**Set problem**
Please transcribe every one of the items below, reproducing each line without any change.

##############################

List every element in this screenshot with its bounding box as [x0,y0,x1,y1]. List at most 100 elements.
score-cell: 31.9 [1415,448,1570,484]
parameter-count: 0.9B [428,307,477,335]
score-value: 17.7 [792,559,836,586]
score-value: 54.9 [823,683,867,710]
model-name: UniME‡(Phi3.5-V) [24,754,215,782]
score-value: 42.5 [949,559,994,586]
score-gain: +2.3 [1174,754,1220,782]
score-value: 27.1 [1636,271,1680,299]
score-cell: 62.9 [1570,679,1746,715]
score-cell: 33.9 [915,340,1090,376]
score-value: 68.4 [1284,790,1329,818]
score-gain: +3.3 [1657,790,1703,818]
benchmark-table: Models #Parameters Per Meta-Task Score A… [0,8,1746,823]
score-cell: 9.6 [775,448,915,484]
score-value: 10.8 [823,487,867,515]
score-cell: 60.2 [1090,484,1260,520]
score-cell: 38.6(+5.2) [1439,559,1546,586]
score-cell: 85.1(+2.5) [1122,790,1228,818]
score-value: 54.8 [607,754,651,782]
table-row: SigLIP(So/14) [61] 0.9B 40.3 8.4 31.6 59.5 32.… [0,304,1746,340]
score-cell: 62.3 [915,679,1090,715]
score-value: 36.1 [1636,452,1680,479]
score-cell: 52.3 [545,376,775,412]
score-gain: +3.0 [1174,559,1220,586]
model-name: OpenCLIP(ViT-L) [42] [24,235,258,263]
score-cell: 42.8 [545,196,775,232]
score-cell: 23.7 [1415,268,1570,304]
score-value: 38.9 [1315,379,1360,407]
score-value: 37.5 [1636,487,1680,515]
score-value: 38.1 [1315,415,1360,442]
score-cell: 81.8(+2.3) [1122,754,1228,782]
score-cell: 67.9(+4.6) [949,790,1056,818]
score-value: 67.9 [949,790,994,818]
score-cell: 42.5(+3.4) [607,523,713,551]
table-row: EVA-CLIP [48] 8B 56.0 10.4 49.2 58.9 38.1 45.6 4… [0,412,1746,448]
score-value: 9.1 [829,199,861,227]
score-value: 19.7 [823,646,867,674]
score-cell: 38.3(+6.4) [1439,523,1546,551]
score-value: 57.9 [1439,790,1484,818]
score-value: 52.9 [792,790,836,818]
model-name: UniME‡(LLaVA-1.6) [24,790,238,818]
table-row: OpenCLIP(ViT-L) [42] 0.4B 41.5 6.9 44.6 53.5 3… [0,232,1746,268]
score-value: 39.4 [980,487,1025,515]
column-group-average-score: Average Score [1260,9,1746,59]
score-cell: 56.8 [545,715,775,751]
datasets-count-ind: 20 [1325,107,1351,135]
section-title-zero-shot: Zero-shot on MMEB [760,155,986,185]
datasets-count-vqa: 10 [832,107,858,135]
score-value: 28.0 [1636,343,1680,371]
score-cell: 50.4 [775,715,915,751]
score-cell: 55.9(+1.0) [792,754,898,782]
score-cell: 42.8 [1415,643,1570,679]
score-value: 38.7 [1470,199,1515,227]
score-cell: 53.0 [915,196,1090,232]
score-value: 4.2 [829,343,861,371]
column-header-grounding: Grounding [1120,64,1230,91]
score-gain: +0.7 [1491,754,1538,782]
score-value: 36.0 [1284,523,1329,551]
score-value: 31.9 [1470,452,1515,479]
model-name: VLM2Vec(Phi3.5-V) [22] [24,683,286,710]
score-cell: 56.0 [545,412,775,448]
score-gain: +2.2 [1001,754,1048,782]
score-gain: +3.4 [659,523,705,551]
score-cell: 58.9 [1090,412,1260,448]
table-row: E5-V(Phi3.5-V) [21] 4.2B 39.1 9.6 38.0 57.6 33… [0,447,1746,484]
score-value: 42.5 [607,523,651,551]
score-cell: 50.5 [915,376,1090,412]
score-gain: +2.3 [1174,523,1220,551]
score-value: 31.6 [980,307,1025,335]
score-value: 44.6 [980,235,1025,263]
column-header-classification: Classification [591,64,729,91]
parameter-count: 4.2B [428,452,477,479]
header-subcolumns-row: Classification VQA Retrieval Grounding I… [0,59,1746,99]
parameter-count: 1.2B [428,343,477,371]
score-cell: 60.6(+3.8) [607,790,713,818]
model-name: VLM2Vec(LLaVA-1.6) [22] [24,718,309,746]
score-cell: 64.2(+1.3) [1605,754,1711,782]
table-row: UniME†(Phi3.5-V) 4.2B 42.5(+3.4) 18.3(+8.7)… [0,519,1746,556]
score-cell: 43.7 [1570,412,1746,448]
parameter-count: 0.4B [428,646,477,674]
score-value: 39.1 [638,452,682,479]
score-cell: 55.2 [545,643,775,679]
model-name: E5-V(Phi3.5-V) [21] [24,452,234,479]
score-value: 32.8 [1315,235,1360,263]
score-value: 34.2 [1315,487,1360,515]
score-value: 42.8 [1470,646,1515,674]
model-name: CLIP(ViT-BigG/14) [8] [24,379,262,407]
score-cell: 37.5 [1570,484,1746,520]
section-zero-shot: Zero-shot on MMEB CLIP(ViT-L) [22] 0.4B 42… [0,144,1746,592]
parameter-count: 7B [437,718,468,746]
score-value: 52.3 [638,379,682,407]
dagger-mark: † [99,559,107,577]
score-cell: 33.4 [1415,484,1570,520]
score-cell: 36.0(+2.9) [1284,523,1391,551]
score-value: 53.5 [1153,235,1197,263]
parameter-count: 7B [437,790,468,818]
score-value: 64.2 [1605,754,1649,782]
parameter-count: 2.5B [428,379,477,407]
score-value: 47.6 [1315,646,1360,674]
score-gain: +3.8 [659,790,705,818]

##############################

**Result of the task**
List every element in this screenshot with its bounding box as [x0,y0,x1,y1]. List at most 100 elements.
score-cell: 31.9 [1415,448,1570,484]
parameter-count: 0.9B [428,307,477,335]
score-value: 17.7 [792,559,836,586]
score-value: 54.9 [823,683,867,710]
model-name: UniME‡(Phi3.5-V) [24,754,215,782]
score-value: 42.5 [949,559,994,586]
score-gain: +2.3 [1174,754,1220,782]
score-value: 27.1 [1636,271,1680,299]
score-cell: 62.9 [1570,679,1746,715]
score-cell: 33.9 [915,340,1090,376]
score-value: 68.4 [1284,790,1329,818]
score-gain: +3.3 [1657,790,1703,818]
benchmark-table: Models #Parameters Per Meta-Task Score A… [0,8,1746,823]
score-cell: 9.6 [775,448,915,484]
score-value: 10.8 [823,487,867,515]
score-cell: 60.2 [1090,484,1260,520]
score-cell: 38.6(+5.2) [1439,559,1546,586]
score-cell: 85.1(+2.5) [1122,790,1228,818]
score-value: 54.8 [607,754,651,782]
table-row: SigLIP(So/14) [61] 0.9B 40.3 8.4 31.6 59.5 32.… [0,304,1746,340]
score-cell: 62.3 [915,679,1090,715]
score-value: 36.1 [1636,452,1680,479]
score-cell: 52.3 [545,376,775,412]
score-gain: +3.0 [1174,559,1220,586]
model-name: OpenCLIP(ViT-L) [42] [24,235,258,263]
score-cell: 42.8 [545,196,775,232]
score-cell: 23.7 [1415,268,1570,304]
score-value: 38.9 [1315,379,1360,407]
score-value: 37.5 [1636,487,1680,515]
score-value: 38.1 [1315,415,1360,442]
score-cell: 81.8(+2.3) [1122,754,1228,782]
score-cell: 67.9(+4.6) [949,790,1056,818]
score-value: 67.9 [949,790,994,818]
score-cell: 42.5(+3.4) [607,523,713,551]
table-row: EVA-CLIP [48] 8B 56.0 10.4 49.2 58.9 38.1 45.6 4… [0,412,1746,448]
score-value: 9.1 [829,199,861,227]
score-value: 19.7 [823,646,867,674]
score-cell: 38.3(+6.4) [1439,523,1546,551]
score-value: 57.9 [1439,790,1484,818]
score-value: 52.9 [792,790,836,818]
model-name: UniME‡(LLaVA-1.6) [24,790,238,818]
table-row: OpenCLIP(ViT-L) [42] 0.4B 41.5 6.9 44.6 53.5 3… [0,232,1746,268]
score-value: 39.4 [980,487,1025,515]
column-group-average-score: Average Score [1260,9,1746,59]
score-cell: 56.8 [545,715,775,751]
datasets-count-ind: 20 [1325,107,1351,135]
section-title-zero-shot: Zero-shot on MMEB [760,155,986,185]
datasets-count-vqa: 10 [832,107,858,135]
score-value: 28.0 [1636,343,1680,371]
score-cell: 50.4 [775,715,915,751]
score-cell: 55.9(+1.0) [792,754,898,782]
score-cell: 42.8 [1415,643,1570,679]
score-value: 38.7 [1470,199,1515,227]
score-cell: 53.0 [915,196,1090,232]
score-value: 4.2 [829,343,861,371]
column-header-grounding: Grounding [1120,64,1230,91]
score-gain: +0.7 [1491,754,1538,782]
score-value: 36.0 [1284,523,1329,551]
score-value: 31.9 [1470,452,1515,479]
model-name: VLM2Vec(Phi3.5-V) [22] [24,683,286,710]
score-cell: 56.0 [545,412,775,448]
score-gain: +2.2 [1001,754,1048,782]
score-gain: +3.4 [659,523,705,551]
score-cell: 58.9 [1090,412,1260,448]
table-row: E5-V(Phi3.5-V) [21] 4.2B 39.1 9.6 38.0 57.6 33… [0,447,1746,484]
score-value: 42.5 [607,523,651,551]
score-cell: 50.5 [915,376,1090,412]
score-gain: +2.3 [1174,523,1220,551]
score-value: 31.6 [980,307,1025,335]
score-value: 44.6 [980,235,1025,263]
column-header-classification: Classification [591,64,729,91]
parameter-count: 4.2B [428,452,477,479]
header-subcolumns-row: Classification VQA Retrieval Grounding I… [0,59,1746,99]
parameter-count: 1.2B [428,343,477,371]
score-cell: 60.6(+3.8) [607,790,713,818]
model-name: VLM2Vec(LLaVA-1.6) [22] [24,718,309,746]
score-cell: 64.2(+1.3) [1605,754,1711,782]
table-row: UniME†(Phi3.5-V) 4.2B 42.5(+3.4) 18.3(+8.7)… [0,519,1746,556]
score-cell: 43.7 [1570,412,1746,448]
parameter-count: 0.4B [428,646,477,674]
score-value: 39.1 [638,452,682,479]
score-cell: 55.2 [545,643,775,679]
model-name: E5-V(Phi3.5-V) [21] [24,452,234,479]
score-value: 32.8 [1315,235,1360,263]
score-value: 34.2 [1315,487,1360,515]
score-value: 42.8 [1470,646,1515,674]
model-name: CLIP(ViT-BigG/14) [8] [24,379,262,407]
score-cell: 37.5 [1570,484,1746,520]
section-zero-shot: Zero-shot on MMEB CLIP(ViT-L) [22] 0.4B 42… [0,144,1746,592]
parameter-count: 7B [437,718,468,746]
score-value: 52.3 [638,379,682,407]
dagger-mark: † [99,559,107,577]
score-cell: 33.4 [1415,484,1570,520]
score-cell: 36.0(+2.9) [1284,523,1391,551]
score-value: 53.5 [1153,235,1197,263]
parameter-count: 7B [437,790,468,818]
score-value: 64.2 [1605,754,1649,782]
parameter-count: 2.5B [428,379,477,407]
score-value: 47.6 [1315,646,1360,674]
score-gain: +3.8 [659,790,705,818]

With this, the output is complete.